→ **PROBLEM DETAILS**
Copy the following lines exactly, character for character, in the same order.

→ **ENTRIES SUPPLIED**
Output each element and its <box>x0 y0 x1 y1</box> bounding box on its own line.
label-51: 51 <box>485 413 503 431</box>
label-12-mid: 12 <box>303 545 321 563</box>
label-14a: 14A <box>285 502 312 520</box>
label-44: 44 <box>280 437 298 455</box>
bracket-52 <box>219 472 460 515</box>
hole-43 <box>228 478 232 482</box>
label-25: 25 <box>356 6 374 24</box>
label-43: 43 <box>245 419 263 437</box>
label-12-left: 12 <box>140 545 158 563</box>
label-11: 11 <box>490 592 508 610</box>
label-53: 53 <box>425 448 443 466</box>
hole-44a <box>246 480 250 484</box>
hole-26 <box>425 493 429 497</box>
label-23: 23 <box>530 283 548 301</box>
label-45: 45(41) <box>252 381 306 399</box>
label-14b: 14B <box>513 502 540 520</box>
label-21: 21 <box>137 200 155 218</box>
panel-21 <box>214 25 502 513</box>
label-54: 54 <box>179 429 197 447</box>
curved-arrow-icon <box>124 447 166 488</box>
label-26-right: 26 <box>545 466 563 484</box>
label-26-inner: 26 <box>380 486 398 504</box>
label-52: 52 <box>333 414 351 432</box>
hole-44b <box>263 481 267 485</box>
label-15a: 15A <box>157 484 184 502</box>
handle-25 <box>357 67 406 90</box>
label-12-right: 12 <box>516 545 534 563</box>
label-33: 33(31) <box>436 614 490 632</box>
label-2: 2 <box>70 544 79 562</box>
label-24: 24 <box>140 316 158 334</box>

→ **COMPLETE OUTPUT**
Output each element and its <box>x0 y0 x1 y1</box> bounding box on its own line.
label-51: 51 <box>485 413 503 431</box>
label-12-mid: 12 <box>303 545 321 563</box>
label-14a: 14A <box>285 502 312 520</box>
label-44: 44 <box>280 437 298 455</box>
bracket-52 <box>219 472 460 515</box>
hole-43 <box>228 478 232 482</box>
label-25: 25 <box>356 6 374 24</box>
label-43: 43 <box>245 419 263 437</box>
label-12-left: 12 <box>140 545 158 563</box>
label-11: 11 <box>490 592 508 610</box>
label-53: 53 <box>425 448 443 466</box>
hole-44a <box>246 480 250 484</box>
hole-26 <box>425 493 429 497</box>
label-23: 23 <box>530 283 548 301</box>
label-45: 45(41) <box>252 381 306 399</box>
label-14b: 14B <box>513 502 540 520</box>
label-21: 21 <box>137 200 155 218</box>
panel-21 <box>214 25 502 513</box>
label-54: 54 <box>179 429 197 447</box>
curved-arrow-icon <box>124 447 166 488</box>
label-26-right: 26 <box>545 466 563 484</box>
label-26-inner: 26 <box>380 486 398 504</box>
label-52: 52 <box>333 414 351 432</box>
hole-44b <box>263 481 267 485</box>
label-15a: 15A <box>157 484 184 502</box>
handle-25 <box>357 67 406 90</box>
label-12-right: 12 <box>516 545 534 563</box>
label-33: 33(31) <box>436 614 490 632</box>
label-2: 2 <box>70 544 79 562</box>
label-24: 24 <box>140 316 158 334</box>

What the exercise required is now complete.